EXTRACTED RECORDS —

________________________________________

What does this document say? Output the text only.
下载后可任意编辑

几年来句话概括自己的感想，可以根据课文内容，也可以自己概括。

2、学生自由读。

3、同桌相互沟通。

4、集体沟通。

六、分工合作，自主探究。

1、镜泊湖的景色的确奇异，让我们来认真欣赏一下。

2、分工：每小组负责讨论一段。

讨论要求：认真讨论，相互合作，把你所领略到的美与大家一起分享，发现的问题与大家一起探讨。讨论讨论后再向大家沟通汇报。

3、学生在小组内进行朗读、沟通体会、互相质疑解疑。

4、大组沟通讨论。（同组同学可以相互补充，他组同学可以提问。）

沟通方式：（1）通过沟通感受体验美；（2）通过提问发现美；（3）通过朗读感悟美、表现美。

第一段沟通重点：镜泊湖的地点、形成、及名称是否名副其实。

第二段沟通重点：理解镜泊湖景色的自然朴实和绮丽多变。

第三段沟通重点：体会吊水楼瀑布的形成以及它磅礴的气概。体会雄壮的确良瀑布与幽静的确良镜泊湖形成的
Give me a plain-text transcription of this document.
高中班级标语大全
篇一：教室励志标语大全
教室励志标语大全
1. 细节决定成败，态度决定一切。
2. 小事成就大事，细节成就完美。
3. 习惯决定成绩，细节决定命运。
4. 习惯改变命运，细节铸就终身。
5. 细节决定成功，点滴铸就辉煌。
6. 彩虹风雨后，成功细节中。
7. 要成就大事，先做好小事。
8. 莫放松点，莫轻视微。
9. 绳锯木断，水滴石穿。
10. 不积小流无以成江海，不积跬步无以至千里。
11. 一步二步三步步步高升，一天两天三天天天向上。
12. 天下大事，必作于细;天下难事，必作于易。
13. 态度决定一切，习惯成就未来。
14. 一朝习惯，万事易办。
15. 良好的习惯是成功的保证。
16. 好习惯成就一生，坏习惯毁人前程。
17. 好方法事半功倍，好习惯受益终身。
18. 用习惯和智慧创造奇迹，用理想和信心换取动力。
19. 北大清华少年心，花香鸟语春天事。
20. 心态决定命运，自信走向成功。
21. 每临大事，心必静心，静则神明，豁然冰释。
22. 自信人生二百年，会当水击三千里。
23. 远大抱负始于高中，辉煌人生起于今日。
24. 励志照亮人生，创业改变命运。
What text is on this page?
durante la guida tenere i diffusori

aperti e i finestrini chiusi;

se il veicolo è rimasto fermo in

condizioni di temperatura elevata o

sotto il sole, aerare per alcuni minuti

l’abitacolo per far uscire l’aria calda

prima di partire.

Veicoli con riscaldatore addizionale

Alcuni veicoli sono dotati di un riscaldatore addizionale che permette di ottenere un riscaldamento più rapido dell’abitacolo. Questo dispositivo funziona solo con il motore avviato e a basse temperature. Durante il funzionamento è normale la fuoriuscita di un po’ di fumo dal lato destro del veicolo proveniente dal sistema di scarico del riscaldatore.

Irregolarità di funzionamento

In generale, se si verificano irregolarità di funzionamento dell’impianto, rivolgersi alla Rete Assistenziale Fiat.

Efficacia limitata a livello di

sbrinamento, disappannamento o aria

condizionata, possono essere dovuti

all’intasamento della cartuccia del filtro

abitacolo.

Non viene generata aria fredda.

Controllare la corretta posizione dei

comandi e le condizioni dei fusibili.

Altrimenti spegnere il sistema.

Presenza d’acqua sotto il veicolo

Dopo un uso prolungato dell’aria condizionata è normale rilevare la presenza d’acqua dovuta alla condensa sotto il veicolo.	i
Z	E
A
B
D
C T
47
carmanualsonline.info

________________________________________

TO DO —
The records above should be returned exactly.

EXERCISE RESULT —
What does this document say? Output the text only.
下载后可任意编辑

几年来句话概括自己的感想，可以根据课文内容，也可以自己概括。

2、学生自由读。

3、同桌相互沟通。

4、集体沟通。

六、分工合作，自主探究。

1、镜泊湖的景色的确奇异，让我们来认真欣赏一下。

2、分工：每小组负责讨论一段。

讨论要求：认真讨论，相互合作，把你所领略到的美与大家一起分享，发现的问题与大家一起探讨。讨论讨论后再向大家沟通汇报。

3、学生在小组内进行朗读、沟通体会、互相质疑解疑。

4、大组沟通讨论。（同组同学可以相互补充，他组同学可以提问。）

沟通方式：（1）通过沟通感受体验美；（2）通过提问发现美；（3）通过朗读感悟美、表现美。

第一段沟通重点：镜泊湖的地点、形成、及名称是否名副其实。

第二段沟通重点：理解镜泊湖景色的自然朴实和绮丽多变。

第三段沟通重点：体会吊水楼瀑布的形成以及它磅礴的气概。体会雄壮的确良瀑布与幽静的确良镜泊湖形成的
Give me a plain-text transcription of this document.
高中班级标语大全
篇一：教室励志标语大全
教室励志标语大全
1. 细节决定成败，态度决定一切。
2. 小事成就大事，细节成就完美。
3. 习惯决定成绩，细节决定命运。
4. 习惯改变命运，细节铸就终身。
5. 细节决定成功，点滴铸就辉煌。
6. 彩虹风雨后，成功细节中。
7. 要成就大事，先做好小事。
8. 莫放松点，莫轻视微。
9. 绳锯木断，水滴石穿。
10. 不积小流无以成江海，不积跬步无以至千里。
11. 一步二步三步步步高升，一天两天三天天天向上。
12. 天下大事，必作于细;天下难事，必作于易。
13. 态度决定一切，习惯成就未来。
14. 一朝习惯，万事易办。
15. 良好的习惯是成功的保证。
16. 好习惯成就一生，坏习惯毁人前程。
17. 好方法事半功倍，好习惯受益终身。
18. 用习惯和智慧创造奇迹，用理想和信心换取动力。
19. 北大清华少年心，花香鸟语春天事。
20. 心态决定命运，自信走向成功。
21. 每临大事，心必静心，静则神明，豁然冰释。
22. 自信人生二百年，会当水击三千里。
23. 远大抱负始于高中，辉煌人生起于今日。
24. 励志照亮人生，创业改变命运。
What text is on this page?
durante la guida tenere i diffusori

aperti e i finestrini chiusi;

se il veicolo è rimasto fermo in

condizioni di temperatura elevata o

sotto il sole, aerare per alcuni minuti

l’abitacolo per far uscire l’aria calda

prima di partire.

Veicoli con riscaldatore addizionale

Alcuni veicoli sono dotati di un riscaldatore addizionale che permette di ottenere un riscaldamento più rapido dell’abitacolo. Questo dispositivo funziona solo con il motore avviato e a basse temperature. Durante il funzionamento è normale la fuoriuscita di un po’ di fumo dal lato destro del veicolo proveniente dal sistema di scarico del riscaldatore.

Irregolarità di funzionamento

In generale, se si verificano irregolarità di funzionamento dell’impianto, rivolgersi alla Rete Assistenziale Fiat.

Efficacia limitata a livello di

sbrinamento, disappannamento o aria

condizionata, possono essere dovuti

all’intasamento della cartuccia del filtro

abitacolo.

Non viene generata aria fredda.

Controllare la corretta posizione dei

comandi e le condizioni dei fusibili.

Altrimenti spegnere il sistema.

Presenza d’acqua sotto il veicolo

Dopo un uso prolungato dell’aria condizionata è normale rilevare la presenza d’acqua dovuta alla condensa sotto il veicolo.	i
Z	E
A
B
D
C T
47
carmanualsonline.info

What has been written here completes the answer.